___ Exercise data
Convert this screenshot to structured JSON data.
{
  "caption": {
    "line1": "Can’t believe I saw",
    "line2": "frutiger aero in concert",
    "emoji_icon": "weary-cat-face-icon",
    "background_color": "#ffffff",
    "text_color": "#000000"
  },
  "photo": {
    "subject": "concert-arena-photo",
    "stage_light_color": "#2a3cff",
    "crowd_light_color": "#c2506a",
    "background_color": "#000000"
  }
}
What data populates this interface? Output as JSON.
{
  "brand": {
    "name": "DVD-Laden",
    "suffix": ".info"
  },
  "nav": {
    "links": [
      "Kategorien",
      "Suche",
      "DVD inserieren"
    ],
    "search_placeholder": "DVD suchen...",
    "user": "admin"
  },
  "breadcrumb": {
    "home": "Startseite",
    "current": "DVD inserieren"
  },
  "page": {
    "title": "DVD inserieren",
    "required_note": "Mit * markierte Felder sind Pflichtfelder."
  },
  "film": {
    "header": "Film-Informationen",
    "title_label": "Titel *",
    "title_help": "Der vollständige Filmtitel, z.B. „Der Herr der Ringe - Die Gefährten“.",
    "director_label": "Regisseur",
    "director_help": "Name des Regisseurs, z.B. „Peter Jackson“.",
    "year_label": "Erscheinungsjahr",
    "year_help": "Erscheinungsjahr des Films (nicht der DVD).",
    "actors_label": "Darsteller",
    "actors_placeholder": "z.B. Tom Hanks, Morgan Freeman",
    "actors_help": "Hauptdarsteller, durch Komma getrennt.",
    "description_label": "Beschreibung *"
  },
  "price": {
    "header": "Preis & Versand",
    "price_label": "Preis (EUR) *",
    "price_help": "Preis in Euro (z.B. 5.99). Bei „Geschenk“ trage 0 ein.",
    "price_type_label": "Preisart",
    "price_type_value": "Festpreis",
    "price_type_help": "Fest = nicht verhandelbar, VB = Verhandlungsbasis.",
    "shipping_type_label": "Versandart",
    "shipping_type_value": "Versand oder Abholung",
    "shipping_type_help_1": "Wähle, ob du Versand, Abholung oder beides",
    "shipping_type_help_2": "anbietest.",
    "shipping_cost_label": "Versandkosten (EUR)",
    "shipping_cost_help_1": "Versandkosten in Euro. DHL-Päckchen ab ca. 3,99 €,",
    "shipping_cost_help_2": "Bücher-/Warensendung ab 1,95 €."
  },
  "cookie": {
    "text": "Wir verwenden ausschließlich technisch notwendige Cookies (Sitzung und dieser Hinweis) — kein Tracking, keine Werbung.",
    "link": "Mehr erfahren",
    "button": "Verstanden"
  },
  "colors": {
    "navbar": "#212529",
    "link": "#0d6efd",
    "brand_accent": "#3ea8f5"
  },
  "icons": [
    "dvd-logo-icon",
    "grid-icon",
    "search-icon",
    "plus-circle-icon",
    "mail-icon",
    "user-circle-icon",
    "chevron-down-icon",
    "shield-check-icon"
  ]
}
______
> _Short exercise_
Exactly as shown above, return every record.

> _Result for this task_
Convert this screenshot to structured JSON data.
{
  "caption": {
    "line1": "Can’t believe I saw",
    "line2": "frutiger aero in concert",
    "emoji_icon": "weary-cat-face-icon",
    "background_color": "#ffffff",
    "text_color": "#000000"
  },
  "photo": {
    "subject": "concert-arena-photo",
    "stage_light_color": "#2a3cff",
    "crowd_light_color": "#c2506a",
    "background_color": "#000000"
  }
}
What data populates this interface? Output as JSON.
{
  "brand": {
    "name": "DVD-Laden",
    "suffix": ".info"
  },
  "nav": {
    "links": [
      "Kategorien",
      "Suche",
      "DVD inserieren"
    ],
    "search_placeholder": "DVD suchen...",
    "user": "admin"
  },
  "breadcrumb": {
    "home": "Startseite",
    "current": "DVD inserieren"
  },
  "page": {
    "title": "DVD inserieren",
    "required_note": "Mit * markierte Felder sind Pflichtfelder."
  },
  "film": {
    "header": "Film-Informationen",
    "title_label": "Titel *",
    "title_help": "Der vollständige Filmtitel, z.B. „Der Herr der Ringe - Die Gefährten“.",
    "director_label": "Regisseur",
    "director_help": "Name des Regisseurs, z.B. „Peter Jackson“.",
    "year_label": "Erscheinungsjahr",
    "year_help": "Erscheinungsjahr des Films (nicht der DVD).",
    "actors_label": "Darsteller",
    "actors_placeholder": "z.B. Tom Hanks, Morgan Freeman",
    "actors_help": "Hauptdarsteller, durch Komma getrennt.",
    "description_label": "Beschreibung *"
  },
  "price": {
    "header": "Preis & Versand",
    "price_label": "Preis (EUR) *",
    "price_help": "Preis in Euro (z.B. 5.99). Bei „Geschenk“ trage 0 ein.",
    "price_type_label": "Preisart",
    "price_type_value": "Festpreis",
    "price_type_help": "Fest = nicht verhandelbar, VB = Verhandlungsbasis.",
    "shipping_type_label": "Versandart",
    "shipping_type_value": "Versand oder Abholung",
    "shipping_type_help_1": "Wähle, ob du Versand, Abholung oder beides",
    "shipping_type_help_2": "anbietest.",
    "shipping_cost_label": "Versandkosten (EUR)",
    "shipping_cost_help_1": "Versandkosten in Euro. DHL-Päckchen ab ca. 3,99 €,",
    "shipping_cost_help_2": "Bücher-/Warensendung ab 1,95 €."
  },
  "cookie": {
    "text": "Wir verwenden ausschließlich technisch notwendige Cookies (Sitzung und dieser Hinweis) — kein Tracking, keine Werbung.",
    "link": "Mehr erfahren",
    "button": "Verstanden"
  },
  "colors": {
    "navbar": "#212529",
    "link": "#0d6efd",
    "brand_accent": "#3ea8f5"
  },
  "icons": [
    "dvd-logo-icon",
    "grid-icon",
    "search-icon",
    "plus-circle-icon",
    "mail-icon",
    "user-circle-icon",
    "chevron-down-icon",
    "shield-check-icon"
  ]
}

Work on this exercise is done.